Write out the records beneath this line exactly as they appear, minus any images.
::::
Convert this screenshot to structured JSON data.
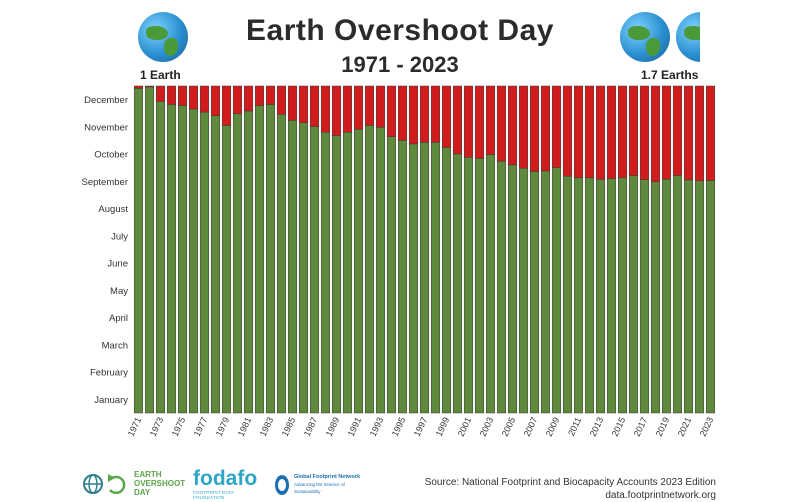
{
  "chart_data": {
    "type": "bar",
    "stacked": true,
    "title": "Earth Overshoot Day",
    "subtitle": "1971 - 2023",
    "y_months": [
      "January",
      "February",
      "March",
      "April",
      "May",
      "June",
      "July",
      "August",
      "September",
      "October",
      "November",
      "December"
    ],
    "x_tick_years": [
      1971,
      1973,
      1975,
      1977,
      1979,
      1981,
      1983,
      1985,
      1987,
      1989,
      1991,
      1993,
      1995,
      1997,
      1999,
      2001,
      2003,
      2005,
      2007,
      2009,
      2011,
      2013,
      2015,
      2017,
      2019,
      2021,
      2023
    ],
    "years": [
      1971,
      1972,
      1973,
      1974,
      1975,
      1976,
      1977,
      1978,
      1979,
      1980,
      1981,
      1982,
      1983,
      1984,
      1985,
      1986,
      1987,
      1988,
      1989,
      1990,
      1991,
      1992,
      1993,
      1994,
      1995,
      1996,
      1997,
      1998,
      1999,
      2000,
      2001,
      2002,
      2003,
      2004,
      2005,
      2006,
      2007,
      2008,
      2009,
      2010,
      2011,
      2012,
      2013,
      2014,
      2015,
      2016,
      2017,
      2018,
      2019,
      2020,
      2021,
      2022,
      2023
    ],
    "overshoot_month": [
      11.91,
      11.96,
      11.43,
      11.32,
      11.28,
      11.15,
      11.04,
      10.91,
      10.55,
      10.98,
      11.08,
      11.28,
      11.32,
      10.96,
      10.74,
      10.65,
      10.51,
      10.3,
      10.18,
      10.3,
      10.41,
      10.55,
      10.48,
      10.14,
      10.0,
      9.87,
      9.93,
      9.93,
      9.74,
      9.5,
      9.38,
      9.34,
      9.48,
      9.24,
      9.1,
      8.98,
      8.86,
      8.88,
      9.0,
      8.69,
      8.63,
      8.63,
      8.57,
      8.6,
      8.63,
      8.71,
      8.56,
      8.49,
      8.58,
      8.71,
      8.55,
      8.52,
      8.53
    ],
    "series": [
      {
        "name": "",
        "color": "#5f8a3d"
      },
      {
        "name": "",
        "color": "#d01c1c"
      }
    ],
    "left_label": "1 Earth",
    "right_label": "1.7 Earths",
    "legend": "none"
  },
  "footer": {
    "logo1_line1": "EARTH",
    "logo1_line2": "OVERSHOOT",
    "logo1_line3": "DAY",
    "logo2": "fodafo",
    "logo2_sub": "FOOTPRINT DATA FOUNDATION",
    "logo3": "Global Footprint Network",
    "logo3_sub": "Advancing the Science of Sustainability",
    "source_line1": "Source: National Footprint and Biocapacity Accounts 2023 Edition",
    "source_line2": "data.footprintnetwork.org"
  },
  "colors": {
    "green": "#5f8a3d",
    "red": "#d01c1c",
    "text": "#2b2b2b"
  },
  "icons": [
    "earth-globe-icon",
    "earth-overshoot-day-logo",
    "fodafo-logo",
    "global-footprint-network-logo"
  ]
}
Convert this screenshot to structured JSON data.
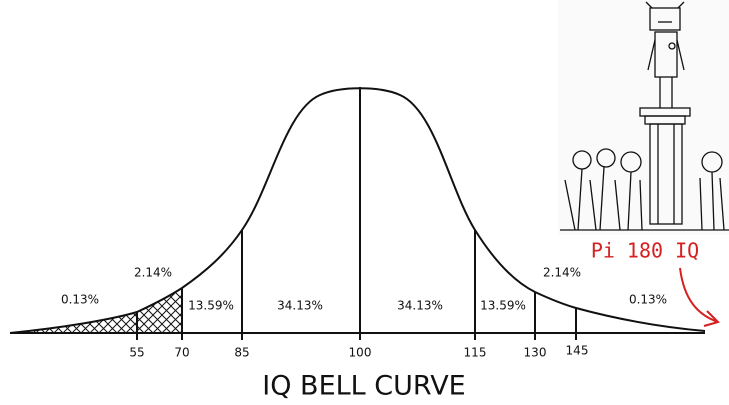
{
  "title": "IQ BELL CURVE",
  "axis_labels": [
    55,
    70,
    85,
    100,
    115,
    130,
    145
  ],
  "regions": [
    "0.13%",
    "2.14%",
    "13.59%",
    "34.13%",
    "34.13%",
    "13.59%",
    "2.14%",
    "0.13%"
  ],
  "annotation": "Pi 180 IQ"
}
::::
### Exercise result
Convert this screenshot to structured JSON data.
{
  "chart_data": {
    "type": "bar",
    "stacked": true,
    "title": "Earth Overshoot Day",
    "subtitle": "1971 - 2023",
    "y_months": [
      "January",
      "February",
      "March",
      "April",
      "May",
      "June",
      "July",
      "August",
      "September",
      "October",
      "November",
      "December"
    ],
    "x_tick_years": [
      1971,
      1973,
      1975,
      1977,
      1979,
      1981,
      1983,
      1985,
      1987,
      1989,
      1991,
      1993,
      1995,
      1997,
      1999,
      2001,
      2003,
      2005,
      2007,
      2009,
      2011,
      2013,
      2015,
      2017,
      2019,
      2021,
      2023
    ],
    "years": [
      1971,
      1972,
      1973,
      1974,
      1975,
      1976,
      1977,
      1978,
      1979,
      1980,
      1981,
      1982,
      1983,
      1984,
      1985,
      1986,
      1987,
      1988,
      1989,
      1990,
      1991,
      1992,
      1993,
      1994,
      1995,
      1996,
      1997,
      1998,
      1999,
      2000,
      2001,
      2002,
      2003,
      2004,
      2005,
      2006,
      2007,
      2008,
      2009,
      2010,
      2011,
      2012,
      2013,
      2014,
      2015,
      2016,
      2017,
      2018,
      2019,
      2020,
      2021,
      2022,
      2023
    ],
    "overshoot_month": [
      11.91,
      11.96,
      11.43,
      11.32,
      11.28,
      11.15,
      11.04,
      10.91,
      10.55,
      10.98,
      11.08,
      11.28,
      11.32,
      10.96,
      10.74,
      10.65,
      10.51,
      10.3,
      10.18,
      10.3,
      10.41,
      10.55,
      10.48,
      10.14,
      10.0,
      9.87,
      9.93,
      9.93,
      9.74,
      9.5,
      9.38,
      9.34,
      9.48,
      9.24,
      9.1,
      8.98,
      8.86,
      8.88,
      9.0,
      8.69,
      8.63,
      8.63,
      8.57,
      8.6,
      8.63,
      8.71,
      8.56,
      8.49,
      8.58,
      8.71,
      8.55,
      8.52,
      8.53
    ],
    "series": [
      {
        "name": "",
        "color": "#5f8a3d"
      },
      {
        "name": "",
        "color": "#d01c1c"
      }
    ],
    "left_label": "1 Earth",
    "right_label": "1.7 Earths",
    "legend": "none"
  },
  "footer": {
    "logo1_line1": "EARTH",
    "logo1_line2": "OVERSHOOT",
    "logo1_line3": "DAY",
    "logo2": "fodafo",
    "logo2_sub": "FOOTPRINT DATA FOUNDATION",
    "logo3": "Global Footprint Network",
    "logo3_sub": "Advancing the Science of Sustainability",
    "source_line1": "Source: National Footprint and Biocapacity Accounts 2023 Edition",
    "source_line2": "data.footprintnetwork.org"
  },
  "colors": {
    "green": "#5f8a3d",
    "red": "#d01c1c",
    "text": "#2b2b2b"
  },
  "icons": [
    "earth-globe-icon",
    "earth-overshoot-day-logo",
    "fodafo-logo",
    "global-footprint-network-logo"
  ]
}
Convert this screenshot to structured JSON data.
{
  "title": "IQ BELL CURVE",
  "axis_labels": [
    55,
    70,
    85,
    100,
    115,
    130,
    145
  ],
  "regions": [
    "0.13%",
    "2.14%",
    "13.59%",
    "34.13%",
    "34.13%",
    "13.59%",
    "2.14%",
    "0.13%"
  ],
  "annotation": "Pi 180 IQ"
}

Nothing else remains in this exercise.